• _Brief_: Transcribe the whole listing without a single picture.

··· Extracted records ···

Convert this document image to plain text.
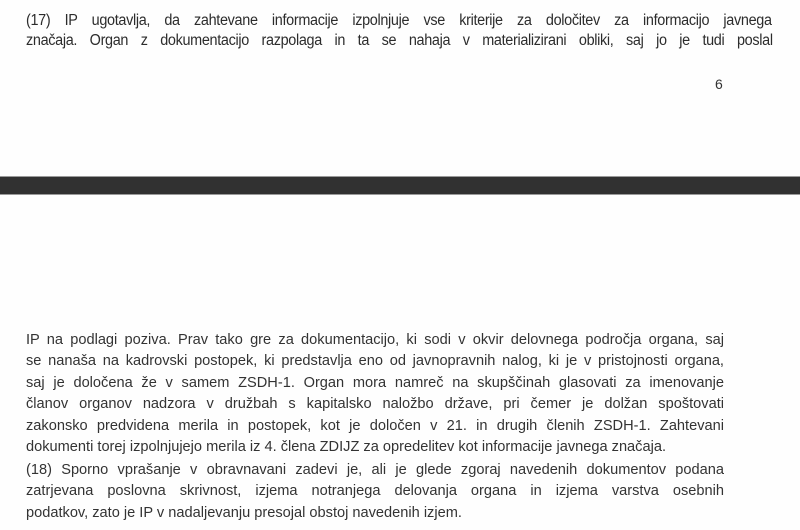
(17) IP ugotavlja, da zahtevane informacije izpolnjuje vse kriterije za določitev za informacijo javnega
značaja. Organ z dokumentacijo razpolaga in ta se nahaja v materializirani obliki, saj jo je tudi poslal

6

IP na podlagi poziva. Prav tako gre za dokumentacijo, ki sodi v okvir delovnega področja organa, saj
se nanaša na kadrovski postopek, ki predstavlja eno od javnopravnih nalog, ki je v pristojnosti organa,
saj je določena že v samem ZSDH-1. Organ mora namreč na skupščinah glasovati za imenovanje
članov organov nadzora v družbah s kapitalsko naložbo države, pri čemer je dolžan spoštovati
zakonsko predvidena merila in postopek, kot je določen v 21. in drugih členih ZSDH-1. Zahtevani
dokumenti torej izpolnjujejo merila iz 4. člena ZDIJZ za opredelitev kot informacije javnega značaja.

(18) Sporno vprašanje v obravnavani zadevi je, ali je glede zgoraj navedenih dokumentov podana
zatrjevana poslovna skrivnost, izjema notranjega delovanja organa in izjema varstva osebnih
podatkov, zato je IP v nadaljevanju presojal obstoj navedenih izjem.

···

• _Final result_:
Convert this document image to plain text.
(17) IP ugotavlja, da zahtevane informacije izpolnjuje vse kriterije za določitev za informacijo javnega
značaja. Organ z dokumentacijo razpolaga in ta se nahaja v materializirani obliki, saj jo je tudi poslal

6

IP na podlagi poziva. Prav tako gre za dokumentacijo, ki sodi v okvir delovnega področja organa, saj
se nanaša na kadrovski postopek, ki predstavlja eno od javnopravnih nalog, ki je v pristojnosti organa,
saj je določena že v samem ZSDH-1. Organ mora namreč na skupščinah glasovati za imenovanje
članov organov nadzora v družbah s kapitalsko naložbo države, pri čemer je dolžan spoštovati
zakonsko predvidena merila in postopek, kot je določen v 21. in drugih členih ZSDH-1. Zahtevani
dokumenti torej izpolnjujejo merila iz 4. člena ZDIJZ za opredelitev kot informacije javnega značaja.

(18) Sporno vprašanje v obravnavani zadevi je, ali je glede zgoraj navedenih dokumentov podana
zatrjevana poslovna skrivnost, izjema notranjega delovanja organa in izjema varstva osebnih
podatkov, zato je IP v nadaljevanju presojal obstoj navedenih izjem.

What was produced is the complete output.